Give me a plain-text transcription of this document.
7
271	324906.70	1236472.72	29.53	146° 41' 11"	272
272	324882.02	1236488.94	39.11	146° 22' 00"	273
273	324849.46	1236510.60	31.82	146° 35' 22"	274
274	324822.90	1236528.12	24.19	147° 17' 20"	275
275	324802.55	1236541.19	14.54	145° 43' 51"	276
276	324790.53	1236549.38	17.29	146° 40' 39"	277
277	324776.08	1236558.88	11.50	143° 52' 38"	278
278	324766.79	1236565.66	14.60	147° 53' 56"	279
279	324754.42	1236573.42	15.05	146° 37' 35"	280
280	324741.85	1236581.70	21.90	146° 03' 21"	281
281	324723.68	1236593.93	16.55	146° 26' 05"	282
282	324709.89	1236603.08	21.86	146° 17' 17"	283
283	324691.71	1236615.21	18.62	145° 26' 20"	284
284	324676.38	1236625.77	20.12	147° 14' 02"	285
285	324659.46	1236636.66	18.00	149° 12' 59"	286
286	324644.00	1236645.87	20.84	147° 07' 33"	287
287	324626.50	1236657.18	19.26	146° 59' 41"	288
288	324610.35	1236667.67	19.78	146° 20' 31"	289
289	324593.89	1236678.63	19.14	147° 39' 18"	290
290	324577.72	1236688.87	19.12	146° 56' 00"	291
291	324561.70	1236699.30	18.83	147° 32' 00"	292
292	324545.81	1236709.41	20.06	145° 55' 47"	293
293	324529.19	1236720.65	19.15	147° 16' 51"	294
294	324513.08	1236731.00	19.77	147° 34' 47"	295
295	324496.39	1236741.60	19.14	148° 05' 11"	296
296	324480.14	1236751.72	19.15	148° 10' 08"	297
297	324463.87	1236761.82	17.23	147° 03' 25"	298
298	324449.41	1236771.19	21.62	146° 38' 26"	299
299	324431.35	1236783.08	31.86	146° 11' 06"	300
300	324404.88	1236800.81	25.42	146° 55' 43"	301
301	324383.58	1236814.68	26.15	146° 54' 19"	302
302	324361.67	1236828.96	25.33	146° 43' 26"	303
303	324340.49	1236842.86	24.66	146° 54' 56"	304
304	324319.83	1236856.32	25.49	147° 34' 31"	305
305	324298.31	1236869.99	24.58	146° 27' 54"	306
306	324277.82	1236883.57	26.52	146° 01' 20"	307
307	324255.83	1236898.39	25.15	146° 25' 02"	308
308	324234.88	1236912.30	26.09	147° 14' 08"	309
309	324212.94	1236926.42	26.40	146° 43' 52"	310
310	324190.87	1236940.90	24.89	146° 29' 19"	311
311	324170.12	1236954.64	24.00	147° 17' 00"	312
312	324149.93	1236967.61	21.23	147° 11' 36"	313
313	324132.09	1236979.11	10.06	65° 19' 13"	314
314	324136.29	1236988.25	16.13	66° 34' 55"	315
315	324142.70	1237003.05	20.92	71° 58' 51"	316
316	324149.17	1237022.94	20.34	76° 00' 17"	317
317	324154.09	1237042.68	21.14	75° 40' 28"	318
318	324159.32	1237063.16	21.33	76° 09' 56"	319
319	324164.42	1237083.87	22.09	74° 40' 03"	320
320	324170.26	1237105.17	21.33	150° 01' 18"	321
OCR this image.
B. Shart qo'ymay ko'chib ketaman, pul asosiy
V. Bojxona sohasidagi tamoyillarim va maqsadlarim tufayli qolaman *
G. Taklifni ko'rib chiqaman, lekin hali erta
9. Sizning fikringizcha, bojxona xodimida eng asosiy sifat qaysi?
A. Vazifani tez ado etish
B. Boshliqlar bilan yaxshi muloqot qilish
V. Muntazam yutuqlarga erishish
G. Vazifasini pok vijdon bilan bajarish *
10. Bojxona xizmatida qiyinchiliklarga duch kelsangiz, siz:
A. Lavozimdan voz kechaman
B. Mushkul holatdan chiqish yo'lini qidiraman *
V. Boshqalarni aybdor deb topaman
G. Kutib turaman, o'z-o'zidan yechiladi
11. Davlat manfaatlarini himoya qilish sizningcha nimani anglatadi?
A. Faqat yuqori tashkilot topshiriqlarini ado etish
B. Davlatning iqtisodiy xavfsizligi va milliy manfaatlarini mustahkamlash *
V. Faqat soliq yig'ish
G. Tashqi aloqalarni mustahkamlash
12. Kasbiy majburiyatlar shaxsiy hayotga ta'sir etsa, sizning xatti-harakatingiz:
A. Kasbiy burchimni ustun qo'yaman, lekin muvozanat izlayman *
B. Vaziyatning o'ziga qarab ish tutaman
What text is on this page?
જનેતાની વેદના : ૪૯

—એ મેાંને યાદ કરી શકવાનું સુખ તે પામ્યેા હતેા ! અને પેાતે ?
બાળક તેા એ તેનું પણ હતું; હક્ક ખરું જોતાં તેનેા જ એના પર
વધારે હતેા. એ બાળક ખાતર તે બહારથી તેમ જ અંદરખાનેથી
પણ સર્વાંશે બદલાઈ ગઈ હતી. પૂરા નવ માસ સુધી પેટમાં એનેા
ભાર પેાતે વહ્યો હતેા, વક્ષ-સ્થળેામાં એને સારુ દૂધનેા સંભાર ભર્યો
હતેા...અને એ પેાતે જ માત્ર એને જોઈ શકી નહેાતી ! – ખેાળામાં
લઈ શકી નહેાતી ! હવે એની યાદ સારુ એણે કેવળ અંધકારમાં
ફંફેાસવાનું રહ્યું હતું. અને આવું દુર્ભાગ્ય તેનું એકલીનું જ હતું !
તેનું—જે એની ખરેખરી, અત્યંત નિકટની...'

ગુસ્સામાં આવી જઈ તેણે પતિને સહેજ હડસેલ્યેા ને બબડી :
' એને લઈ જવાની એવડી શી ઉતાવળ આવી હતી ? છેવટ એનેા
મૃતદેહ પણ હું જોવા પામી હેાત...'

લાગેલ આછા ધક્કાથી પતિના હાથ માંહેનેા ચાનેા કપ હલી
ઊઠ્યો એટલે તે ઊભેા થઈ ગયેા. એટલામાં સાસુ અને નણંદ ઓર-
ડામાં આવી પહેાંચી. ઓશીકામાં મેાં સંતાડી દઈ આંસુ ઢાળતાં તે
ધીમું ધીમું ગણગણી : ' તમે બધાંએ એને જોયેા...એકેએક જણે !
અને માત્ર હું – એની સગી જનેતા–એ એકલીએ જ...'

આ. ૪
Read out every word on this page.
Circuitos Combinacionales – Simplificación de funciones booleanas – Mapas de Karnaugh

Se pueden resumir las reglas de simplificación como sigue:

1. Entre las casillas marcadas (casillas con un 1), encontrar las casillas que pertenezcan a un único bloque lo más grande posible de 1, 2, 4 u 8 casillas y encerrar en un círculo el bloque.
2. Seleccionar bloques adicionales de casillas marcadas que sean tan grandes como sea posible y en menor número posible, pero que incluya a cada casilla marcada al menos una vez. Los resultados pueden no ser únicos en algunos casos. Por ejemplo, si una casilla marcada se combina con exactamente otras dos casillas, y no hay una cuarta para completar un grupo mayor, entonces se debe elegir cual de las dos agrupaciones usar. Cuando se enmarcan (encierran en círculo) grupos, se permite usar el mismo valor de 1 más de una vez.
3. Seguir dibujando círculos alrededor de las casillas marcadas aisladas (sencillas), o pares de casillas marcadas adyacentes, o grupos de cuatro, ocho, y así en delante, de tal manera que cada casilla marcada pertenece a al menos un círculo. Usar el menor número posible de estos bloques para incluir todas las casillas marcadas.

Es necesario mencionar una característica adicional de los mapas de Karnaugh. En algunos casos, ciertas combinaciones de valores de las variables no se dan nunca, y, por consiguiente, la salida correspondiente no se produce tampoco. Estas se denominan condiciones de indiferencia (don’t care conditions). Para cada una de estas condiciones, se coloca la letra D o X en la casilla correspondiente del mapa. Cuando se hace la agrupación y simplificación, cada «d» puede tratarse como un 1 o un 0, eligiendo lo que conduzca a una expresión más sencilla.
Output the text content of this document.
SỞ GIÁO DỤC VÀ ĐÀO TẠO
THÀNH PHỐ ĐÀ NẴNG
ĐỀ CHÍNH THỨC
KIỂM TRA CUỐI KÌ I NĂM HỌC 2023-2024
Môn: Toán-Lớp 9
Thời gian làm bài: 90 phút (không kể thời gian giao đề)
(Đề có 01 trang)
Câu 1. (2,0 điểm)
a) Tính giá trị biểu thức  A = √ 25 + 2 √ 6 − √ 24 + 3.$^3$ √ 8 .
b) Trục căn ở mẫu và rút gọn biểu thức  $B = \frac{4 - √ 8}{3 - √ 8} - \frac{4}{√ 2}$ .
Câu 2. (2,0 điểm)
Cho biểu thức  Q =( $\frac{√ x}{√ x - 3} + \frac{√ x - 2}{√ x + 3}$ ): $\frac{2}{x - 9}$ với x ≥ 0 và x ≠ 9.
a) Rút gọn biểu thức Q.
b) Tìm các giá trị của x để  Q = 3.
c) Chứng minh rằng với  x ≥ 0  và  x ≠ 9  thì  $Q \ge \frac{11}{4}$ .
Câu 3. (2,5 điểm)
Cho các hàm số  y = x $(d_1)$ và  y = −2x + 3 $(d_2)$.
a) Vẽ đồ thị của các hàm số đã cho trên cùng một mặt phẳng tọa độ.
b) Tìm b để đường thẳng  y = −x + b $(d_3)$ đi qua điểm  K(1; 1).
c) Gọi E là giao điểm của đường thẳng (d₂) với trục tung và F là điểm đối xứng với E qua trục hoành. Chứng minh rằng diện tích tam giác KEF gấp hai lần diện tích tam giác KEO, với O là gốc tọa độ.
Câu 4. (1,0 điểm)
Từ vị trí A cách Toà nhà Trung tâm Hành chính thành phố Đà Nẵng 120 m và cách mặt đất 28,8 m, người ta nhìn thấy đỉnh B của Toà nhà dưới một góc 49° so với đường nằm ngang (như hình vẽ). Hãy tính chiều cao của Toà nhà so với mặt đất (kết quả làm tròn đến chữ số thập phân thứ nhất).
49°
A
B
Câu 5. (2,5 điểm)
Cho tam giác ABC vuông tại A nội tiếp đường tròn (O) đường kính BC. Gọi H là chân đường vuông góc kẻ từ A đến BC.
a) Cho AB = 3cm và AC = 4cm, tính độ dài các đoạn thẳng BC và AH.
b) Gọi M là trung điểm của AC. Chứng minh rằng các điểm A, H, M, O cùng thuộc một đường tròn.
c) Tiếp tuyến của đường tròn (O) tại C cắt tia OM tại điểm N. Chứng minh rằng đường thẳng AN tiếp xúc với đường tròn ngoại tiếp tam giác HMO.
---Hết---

Given instruction:
Check each line of the records for "thẳng" and copy the ones that contain it.

Task solution:
b) Tìm b để đường thẳng  y = −x + b $(d_3)$ đi qua điểm  K(1; 1).
c) Gọi E là giao điểm của đường thẳng (d₂) với trục tung và F là điểm đối xứng với E qua trục hoành. Chứng minh rằng diện tích tam giác KEF gấp hai lần diện tích tam giác KEO, với O là gốc tọa độ.
a) Cho AB = 3cm và AC = 4cm, tính độ dài các đoạn thẳng BC và AH.
c) Tiếp tuyến của đường tròn (O) tại C cắt tia OM tại điểm N. Chứng minh rằng đường thẳng AN tiếp xúc với đường tròn ngoại tiếp tam giác HMO.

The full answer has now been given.